* _Task goal_
Leave out the pictures and copy everything else in the entries exactly.

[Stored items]
——————————

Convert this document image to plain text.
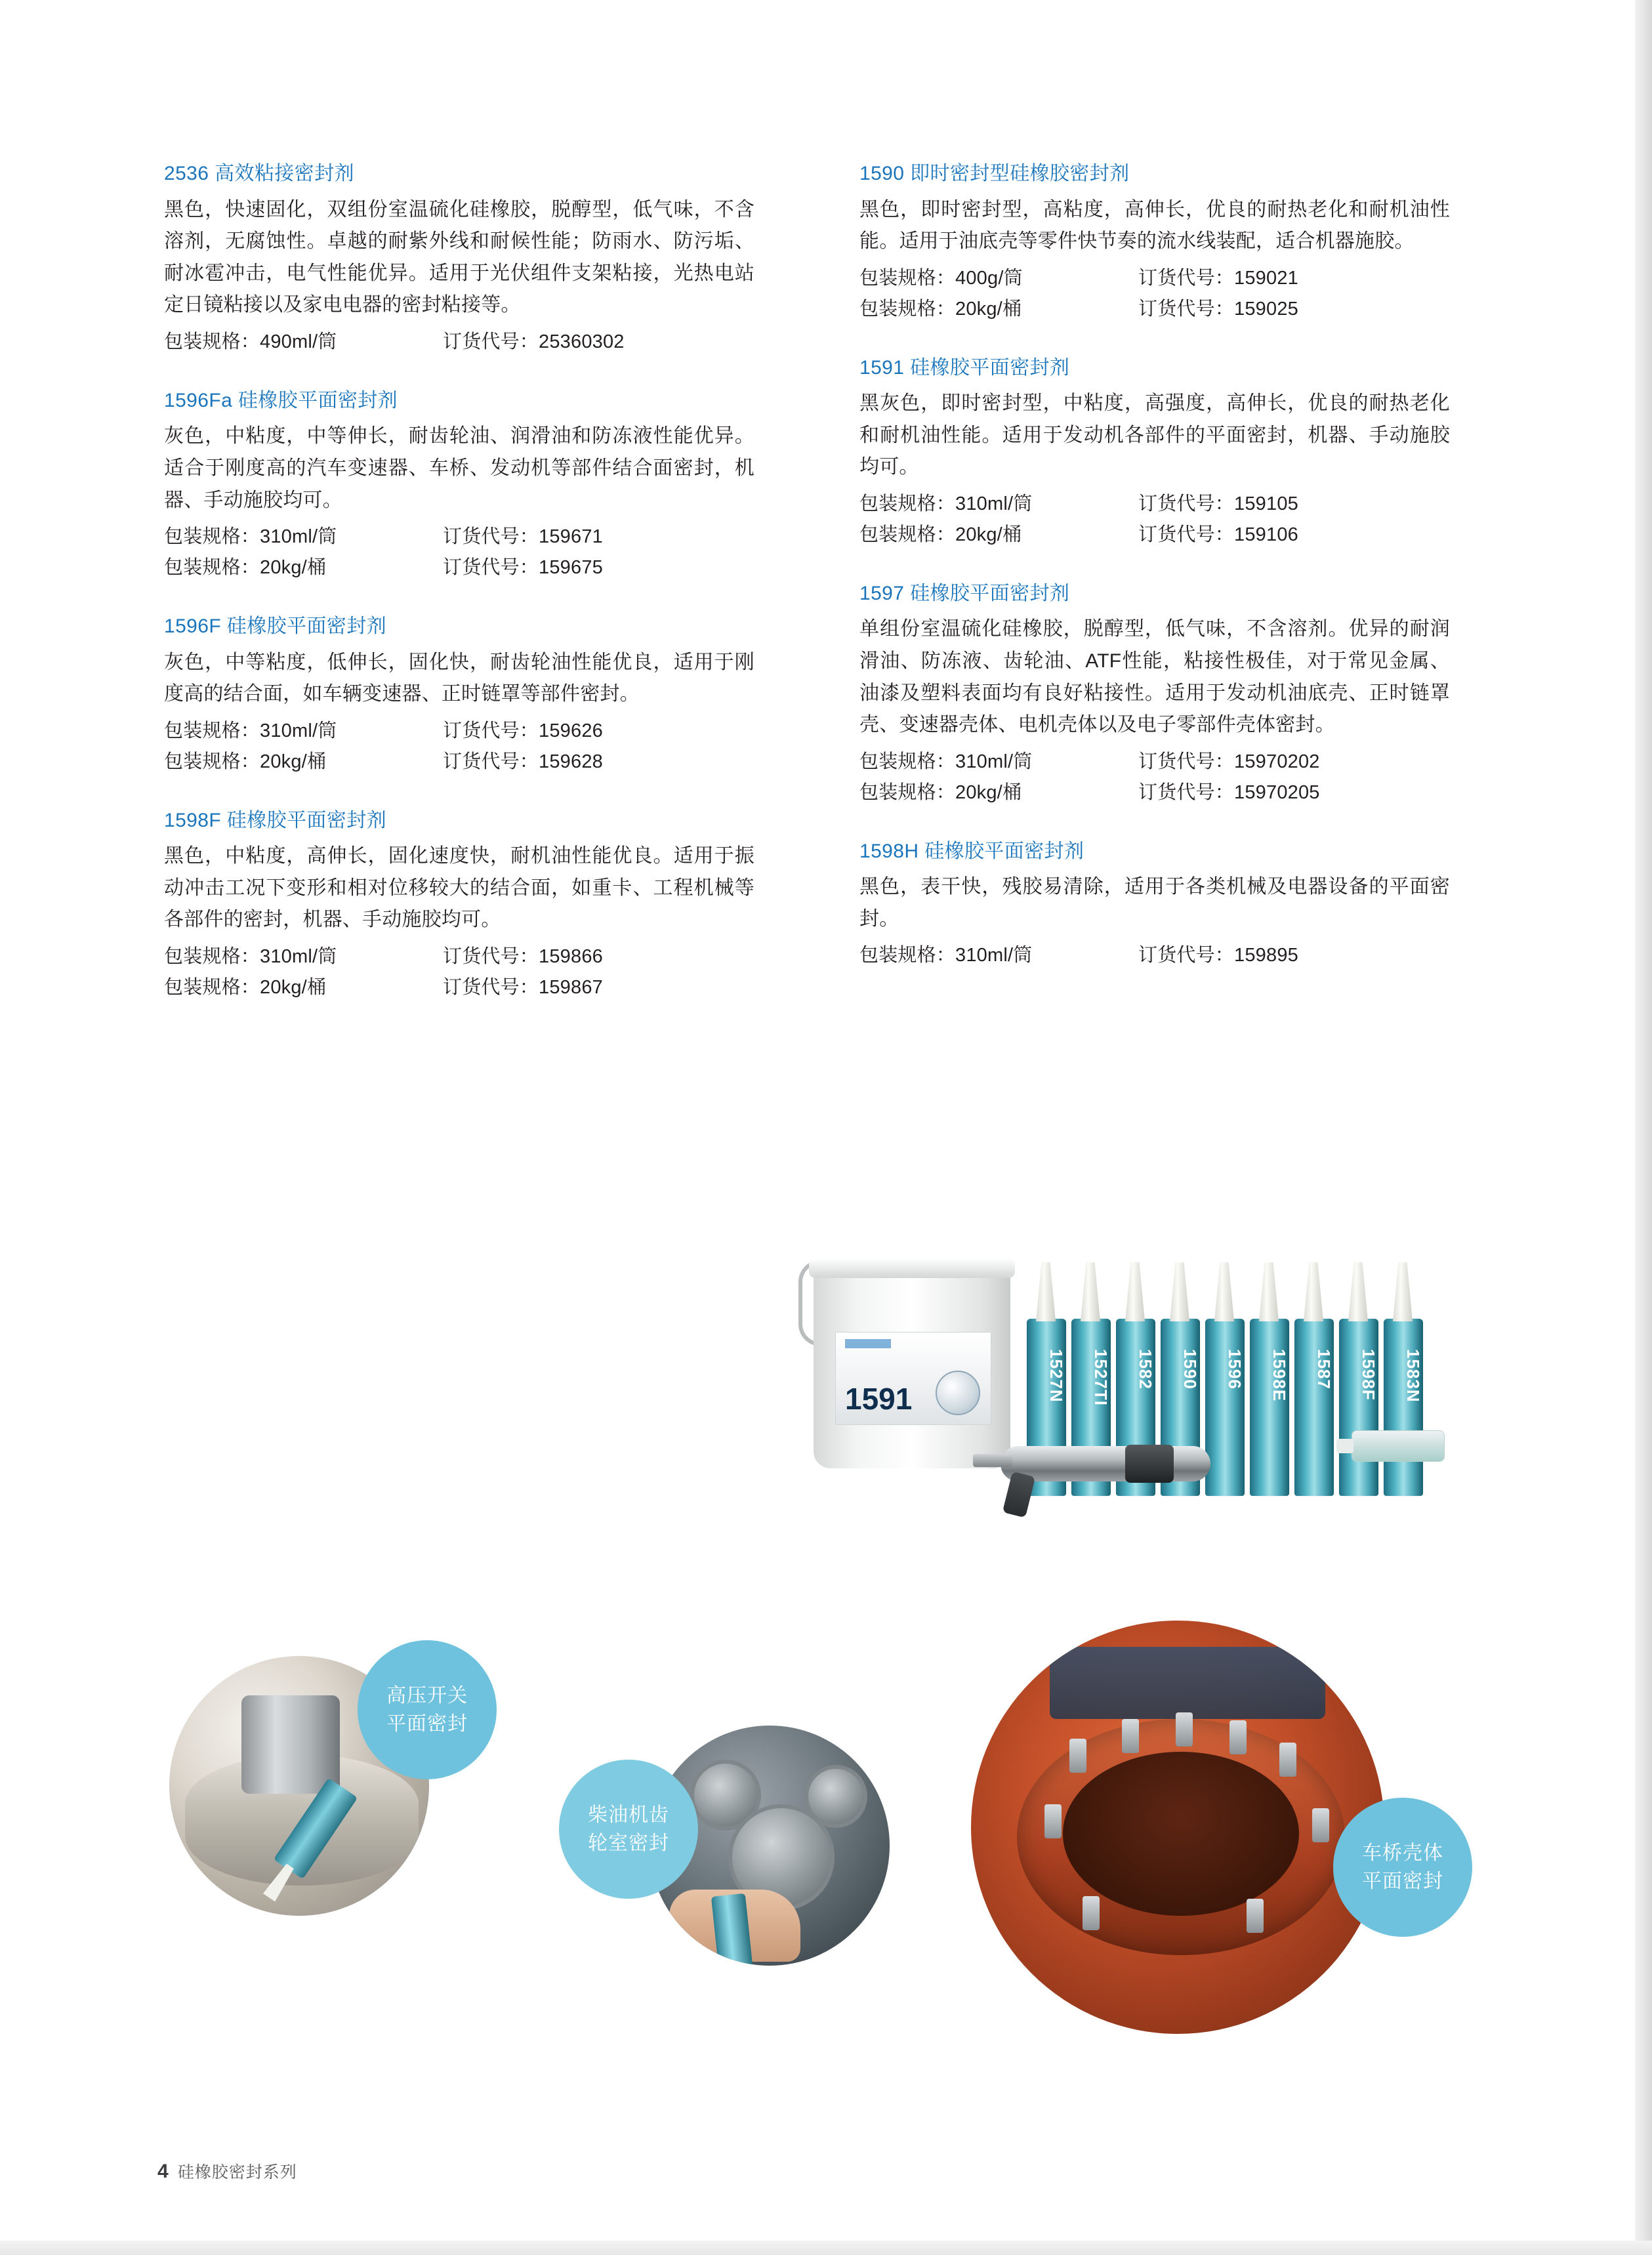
2536 高效粘接密封剂

黑色，快速固化，双组份室温硫化硅橡胶，脱醇型，低气味，不含溶剂，无腐蚀性。卓越的耐紫外线和耐候性能；防雨水、防污垢、耐冰雹冲击，电气性能优异。适用于光伏组件支架粘接，光热电站定日镜粘接以及家电电器的密封粘接等。

包装规格：490ml/筒	订货代号：25360302
1596Fa 硅橡胶平面密封剂

灰色，中粘度，中等伸长，耐齿轮油、润滑油和防冻液性能优异。适合于刚度高的汽车变速器、车桥、发动机等部件结合面密封，机器、手动施胶均可。

包装规格：310ml/筒	订货代号：159671
包装规格：20kg/桶	订货代号：159675
1596F 硅橡胶平面密封剂

灰色，中等粘度，低伸长，固化快，耐齿轮油性能优良，适用于刚度高的结合面，如车辆变速器、正时链罩等部件密封。

包装规格：310ml/筒	订货代号：159626
包装规格：20kg/桶	订货代号：159628
1598F 硅橡胶平面密封剂

黑色，中粘度，高伸长，固化速度快，耐机油性能优良。适用于振动冲击工况下变形和相对位移较大的结合面，如重卡、工程机械等各部件的密封，机器、手动施胶均可。

包装规格：310ml/筒	订货代号：159866
包装规格：20kg/桶	订货代号：159867
1590 即时密封型硅橡胶密封剂

黑色，即时密封型，高粘度，高伸长，优良的耐热老化和耐机油性能。适用于油底壳等零件快节奏的流水线装配，适合机器施胶。

包装规格：400g/筒	订货代号：159021
包装规格：20kg/桶	订货代号：159025
1591 硅橡胶平面密封剂

黑灰色，即时密封型，中粘度，高强度，高伸长，优良的耐热老化和耐机油性能。适用于发动机各部件的平面密封，机器、手动施胶均可。

包装规格：310ml/筒	订货代号：159105
包装规格：20kg/桶	订货代号：159106
1597 硅橡胶平面密封剂

单组份室温硫化硅橡胶，脱醇型，低气味，不含溶剂。优异的耐润滑油、防冻液、齿轮油、ATF性能，粘接性极佳，对于常见金属、油漆及塑料表面均有良好粘接性。适用于发动机油底壳、正时链罩壳、变速器壳体、电机壳体以及电子零部件壳体密封。

包装规格：310ml/筒	订货代号：15970202
包装规格：20kg/桶	订货代号：15970205
1598H 硅橡胶平面密封剂

黑色，表干快，残胶易清除，适用于各类机械及电器设备的平面密封。

包装规格：310ml/筒	订货代号：159895
1591	1527N 1527TI 1582 1590 1596 1598E 1587 1598F 1583N
高压开关
平面密封
柴油机齿
轮室密封	车桥壳体
平面密封
4 硅橡胶密封系列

——————————

* _Answer to this exercise_
Convert this document image to plain text.
2536 高效粘接密封剂

黑色，快速固化，双组份室温硫化硅橡胶，脱醇型，低气味，不含溶剂，无腐蚀性。卓越的耐紫外线和耐候性能；防雨水、防污垢、耐冰雹冲击，电气性能优异。适用于光伏组件支架粘接，光热电站定日镜粘接以及家电电器的密封粘接等。

包装规格：490ml/筒	订货代号：25360302
1596Fa 硅橡胶平面密封剂

灰色，中粘度，中等伸长，耐齿轮油、润滑油和防冻液性能优异。适合于刚度高的汽车变速器、车桥、发动机等部件结合面密封，机器、手动施胶均可。

包装规格：310ml/筒	订货代号：159671
包装规格：20kg/桶	订货代号：159675
1596F 硅橡胶平面密封剂

灰色，中等粘度，低伸长，固化快，耐齿轮油性能优良，适用于刚度高的结合面，如车辆变速器、正时链罩等部件密封。

包装规格：310ml/筒	订货代号：159626
包装规格：20kg/桶	订货代号：159628
1598F 硅橡胶平面密封剂

黑色，中粘度，高伸长，固化速度快，耐机油性能优良。适用于振动冲击工况下变形和相对位移较大的结合面，如重卡、工程机械等各部件的密封，机器、手动施胶均可。

包装规格：310ml/筒	订货代号：159866
包装规格：20kg/桶	订货代号：159867
1590 即时密封型硅橡胶密封剂

黑色，即时密封型，高粘度，高伸长，优良的耐热老化和耐机油性能。适用于油底壳等零件快节奏的流水线装配，适合机器施胶。

包装规格：400g/筒	订货代号：159021
包装规格：20kg/桶	订货代号：159025
1591 硅橡胶平面密封剂

黑灰色，即时密封型，中粘度，高强度，高伸长，优良的耐热老化和耐机油性能。适用于发动机各部件的平面密封，机器、手动施胶均可。

包装规格：310ml/筒	订货代号：159105
包装规格：20kg/桶	订货代号：159106
1597 硅橡胶平面密封剂

单组份室温硫化硅橡胶，脱醇型，低气味，不含溶剂。优异的耐润滑油、防冻液、齿轮油、ATF性能，粘接性极佳，对于常见金属、油漆及塑料表面均有良好粘接性。适用于发动机油底壳、正时链罩壳、变速器壳体、电机壳体以及电子零部件壳体密封。

包装规格：310ml/筒	订货代号：15970202
包装规格：20kg/桶	订货代号：15970205
1598H 硅橡胶平面密封剂

黑色，表干快，残胶易清除，适用于各类机械及电器设备的平面密封。

包装规格：310ml/筒	订货代号：159895
1591	1527N 1527TI 1582 1590 1596 1598E 1587 1598F 1583N
高压开关
平面密封
柴油机齿
轮室密封	车桥壳体
平面密封
4 硅橡胶密封系列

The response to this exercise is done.